#### [EXERCISE DETAILS]
Your task is to retype each line of the data below exactly.

[Entries from a dataset]
☆ ☆ ☆ ☆ ☆

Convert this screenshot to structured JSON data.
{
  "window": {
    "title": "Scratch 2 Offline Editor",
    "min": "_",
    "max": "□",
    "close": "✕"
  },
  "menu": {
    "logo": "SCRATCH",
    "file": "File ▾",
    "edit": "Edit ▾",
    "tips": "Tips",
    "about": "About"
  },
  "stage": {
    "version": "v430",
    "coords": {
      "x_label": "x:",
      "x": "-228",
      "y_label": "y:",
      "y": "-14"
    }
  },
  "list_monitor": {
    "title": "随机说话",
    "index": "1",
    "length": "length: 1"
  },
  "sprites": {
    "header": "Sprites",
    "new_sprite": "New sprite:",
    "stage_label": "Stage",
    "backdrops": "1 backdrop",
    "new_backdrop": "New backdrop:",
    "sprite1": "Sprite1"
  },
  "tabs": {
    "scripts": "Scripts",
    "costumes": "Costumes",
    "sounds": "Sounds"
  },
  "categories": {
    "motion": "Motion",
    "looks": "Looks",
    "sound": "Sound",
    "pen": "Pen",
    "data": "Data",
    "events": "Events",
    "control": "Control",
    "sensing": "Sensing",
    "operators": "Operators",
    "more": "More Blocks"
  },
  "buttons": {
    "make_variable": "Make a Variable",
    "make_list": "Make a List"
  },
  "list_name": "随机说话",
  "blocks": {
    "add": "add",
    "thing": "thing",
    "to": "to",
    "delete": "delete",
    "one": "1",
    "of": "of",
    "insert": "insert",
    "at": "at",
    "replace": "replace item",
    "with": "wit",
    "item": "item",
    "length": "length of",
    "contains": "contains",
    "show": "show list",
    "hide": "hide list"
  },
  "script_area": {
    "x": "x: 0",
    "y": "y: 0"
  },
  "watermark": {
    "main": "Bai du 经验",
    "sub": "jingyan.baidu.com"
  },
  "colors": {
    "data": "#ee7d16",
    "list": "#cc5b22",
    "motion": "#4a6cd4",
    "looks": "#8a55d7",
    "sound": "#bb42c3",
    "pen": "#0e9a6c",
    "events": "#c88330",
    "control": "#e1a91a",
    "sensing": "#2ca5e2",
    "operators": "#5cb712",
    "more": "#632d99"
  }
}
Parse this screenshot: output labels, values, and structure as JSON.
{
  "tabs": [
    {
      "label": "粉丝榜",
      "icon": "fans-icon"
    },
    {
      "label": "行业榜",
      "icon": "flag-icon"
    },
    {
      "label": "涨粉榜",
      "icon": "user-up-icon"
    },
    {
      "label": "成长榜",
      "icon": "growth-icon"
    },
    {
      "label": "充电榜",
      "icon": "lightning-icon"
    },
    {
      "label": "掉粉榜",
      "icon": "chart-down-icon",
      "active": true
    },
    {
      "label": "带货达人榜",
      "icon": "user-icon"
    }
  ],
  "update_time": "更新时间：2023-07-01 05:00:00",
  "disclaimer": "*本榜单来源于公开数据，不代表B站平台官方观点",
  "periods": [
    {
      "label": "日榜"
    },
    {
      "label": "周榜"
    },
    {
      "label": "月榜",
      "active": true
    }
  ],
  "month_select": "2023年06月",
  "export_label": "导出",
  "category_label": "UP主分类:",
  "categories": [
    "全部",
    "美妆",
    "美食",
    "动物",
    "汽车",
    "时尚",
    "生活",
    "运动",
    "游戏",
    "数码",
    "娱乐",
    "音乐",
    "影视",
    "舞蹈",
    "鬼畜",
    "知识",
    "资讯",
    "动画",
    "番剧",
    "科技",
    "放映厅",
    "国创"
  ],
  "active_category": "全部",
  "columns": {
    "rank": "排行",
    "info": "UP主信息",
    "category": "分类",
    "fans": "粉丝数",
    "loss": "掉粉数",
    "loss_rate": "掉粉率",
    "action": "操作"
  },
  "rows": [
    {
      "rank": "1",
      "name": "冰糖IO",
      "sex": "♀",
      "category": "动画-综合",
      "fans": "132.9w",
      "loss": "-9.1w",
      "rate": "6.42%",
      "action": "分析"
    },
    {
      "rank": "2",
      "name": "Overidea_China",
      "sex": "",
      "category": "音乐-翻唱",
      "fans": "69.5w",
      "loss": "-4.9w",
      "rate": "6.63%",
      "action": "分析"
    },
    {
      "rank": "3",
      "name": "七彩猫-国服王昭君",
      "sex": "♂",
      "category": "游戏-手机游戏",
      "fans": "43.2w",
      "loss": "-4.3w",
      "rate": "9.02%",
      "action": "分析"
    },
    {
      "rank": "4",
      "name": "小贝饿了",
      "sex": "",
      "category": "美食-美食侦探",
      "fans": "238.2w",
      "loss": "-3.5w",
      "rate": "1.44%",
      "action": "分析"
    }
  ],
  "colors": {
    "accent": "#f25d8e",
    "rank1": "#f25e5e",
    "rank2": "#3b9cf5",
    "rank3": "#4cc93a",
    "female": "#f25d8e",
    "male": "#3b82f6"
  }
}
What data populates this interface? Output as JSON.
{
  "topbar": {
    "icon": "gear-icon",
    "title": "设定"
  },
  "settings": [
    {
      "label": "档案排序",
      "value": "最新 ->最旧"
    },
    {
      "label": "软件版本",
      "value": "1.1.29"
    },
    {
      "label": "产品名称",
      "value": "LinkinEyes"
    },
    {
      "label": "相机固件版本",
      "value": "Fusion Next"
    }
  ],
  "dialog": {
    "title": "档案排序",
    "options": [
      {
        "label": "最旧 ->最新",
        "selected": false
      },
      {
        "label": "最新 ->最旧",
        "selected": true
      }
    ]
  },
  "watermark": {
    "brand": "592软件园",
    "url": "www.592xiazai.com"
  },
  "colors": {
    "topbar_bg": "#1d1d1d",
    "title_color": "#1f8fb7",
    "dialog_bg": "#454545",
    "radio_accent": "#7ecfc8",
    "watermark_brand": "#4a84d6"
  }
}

☆ ☆ ☆ ☆ ☆

#### [FINAL ANSWER]
Convert this screenshot to structured JSON data.
{
  "window": {
    "title": "Scratch 2 Offline Editor",
    "min": "_",
    "max": "□",
    "close": "✕"
  },
  "menu": {
    "logo": "SCRATCH",
    "file": "File ▾",
    "edit": "Edit ▾",
    "tips": "Tips",
    "about": "About"
  },
  "stage": {
    "version": "v430",
    "coords": {
      "x_label": "x:",
      "x": "-228",
      "y_label": "y:",
      "y": "-14"
    }
  },
  "list_monitor": {
    "title": "随机说话",
    "index": "1",
    "length": "length: 1"
  },
  "sprites": {
    "header": "Sprites",
    "new_sprite": "New sprite:",
    "stage_label": "Stage",
    "backdrops": "1 backdrop",
    "new_backdrop": "New backdrop:",
    "sprite1": "Sprite1"
  },
  "tabs": {
    "scripts": "Scripts",
    "costumes": "Costumes",
    "sounds": "Sounds"
  },
  "categories": {
    "motion": "Motion",
    "looks": "Looks",
    "sound": "Sound",
    "pen": "Pen",
    "data": "Data",
    "events": "Events",
    "control": "Control",
    "sensing": "Sensing",
    "operators": "Operators",
    "more": "More Blocks"
  },
  "buttons": {
    "make_variable": "Make a Variable",
    "make_list": "Make a List"
  },
  "list_name": "随机说话",
  "blocks": {
    "add": "add",
    "thing": "thing",
    "to": "to",
    "delete": "delete",
    "one": "1",
    "of": "of",
    "insert": "insert",
    "at": "at",
    "replace": "replace item",
    "with": "wit",
    "item": "item",
    "length": "length of",
    "contains": "contains",
    "show": "show list",
    "hide": "hide list"
  },
  "script_area": {
    "x": "x: 0",
    "y": "y: 0"
  },
  "watermark": {
    "main": "Bai du 经验",
    "sub": "jingyan.baidu.com"
  },
  "colors": {
    "data": "#ee7d16",
    "list": "#cc5b22",
    "motion": "#4a6cd4",
    "looks": "#8a55d7",
    "sound": "#bb42c3",
    "pen": "#0e9a6c",
    "events": "#c88330",
    "control": "#e1a91a",
    "sensing": "#2ca5e2",
    "operators": "#5cb712",
    "more": "#632d99"
  }
}
Parse this screenshot: output labels, values, and structure as JSON.
{
  "tabs": [
    {
      "label": "粉丝榜",
      "icon": "fans-icon"
    },
    {
      "label": "行业榜",
      "icon": "flag-icon"
    },
    {
      "label": "涨粉榜",
      "icon": "user-up-icon"
    },
    {
      "label": "成长榜",
      "icon": "growth-icon"
    },
    {
      "label": "充电榜",
      "icon": "lightning-icon"
    },
    {
      "label": "掉粉榜",
      "icon": "chart-down-icon",
      "active": true
    },
    {
      "label": "带货达人榜",
      "icon": "user-icon"
    }
  ],
  "update_time": "更新时间：2023-07-01 05:00:00",
  "disclaimer": "*本榜单来源于公开数据，不代表B站平台官方观点",
  "periods": [
    {
      "label": "日榜"
    },
    {
      "label": "周榜"
    },
    {
      "label": "月榜",
      "active": true
    }
  ],
  "month_select": "2023年06月",
  "export_label": "导出",
  "category_label": "UP主分类:",
  "categories": [
    "全部",
    "美妆",
    "美食",
    "动物",
    "汽车",
    "时尚",
    "生活",
    "运动",
    "游戏",
    "数码",
    "娱乐",
    "音乐",
    "影视",
    "舞蹈",
    "鬼畜",
    "知识",
    "资讯",
    "动画",
    "番剧",
    "科技",
    "放映厅",
    "国创"
  ],
  "active_category": "全部",
  "columns": {
    "rank": "排行",
    "info": "UP主信息",
    "category": "分类",
    "fans": "粉丝数",
    "loss": "掉粉数",
    "loss_rate": "掉粉率",
    "action": "操作"
  },
  "rows": [
    {
      "rank": "1",
      "name": "冰糖IO",
      "sex": "♀",
      "category": "动画-综合",
      "fans": "132.9w",
      "loss": "-9.1w",
      "rate": "6.42%",
      "action": "分析"
    },
    {
      "rank": "2",
      "name": "Overidea_China",
      "sex": "",
      "category": "音乐-翻唱",
      "fans": "69.5w",
      "loss": "-4.9w",
      "rate": "6.63%",
      "action": "分析"
    },
    {
      "rank": "3",
      "name": "七彩猫-国服王昭君",
      "sex": "♂",
      "category": "游戏-手机游戏",
      "fans": "43.2w",
      "loss": "-4.3w",
      "rate": "9.02%",
      "action": "分析"
    },
    {
      "rank": "4",
      "name": "小贝饿了",
      "sex": "",
      "category": "美食-美食侦探",
      "fans": "238.2w",
      "loss": "-3.5w",
      "rate": "1.44%",
      "action": "分析"
    }
  ],
  "colors": {
    "accent": "#f25d8e",
    "rank1": "#f25e5e",
    "rank2": "#3b9cf5",
    "rank3": "#4cc93a",
    "female": "#f25d8e",
    "male": "#3b82f6"
  }
}
What data populates this interface? Output as JSON.
{
  "topbar": {
    "icon": "gear-icon",
    "title": "设定"
  },
  "settings": [
    {
      "label": "档案排序",
      "value": "最新 ->最旧"
    },
    {
      "label": "软件版本",
      "value": "1.1.29"
    },
    {
      "label": "产品名称",
      "value": "LinkinEyes"
    },
    {
      "label": "相机固件版本",
      "value": "Fusion Next"
    }
  ],
  "dialog": {
    "title": "档案排序",
    "options": [
      {
        "label": "最旧 ->最新",
        "selected": false
      },
      {
        "label": "最新 ->最旧",
        "selected": true
      }
    ]
  },
  "watermark": {
    "brand": "592软件园",
    "url": "www.592xiazai.com"
  },
  "colors": {
    "topbar_bg": "#1d1d1d",
    "title_color": "#1f8fb7",
    "dialog_bg": "#454545",
    "radio_accent": "#7ecfc8",
    "watermark_brand": "#4a84d6"
  }
}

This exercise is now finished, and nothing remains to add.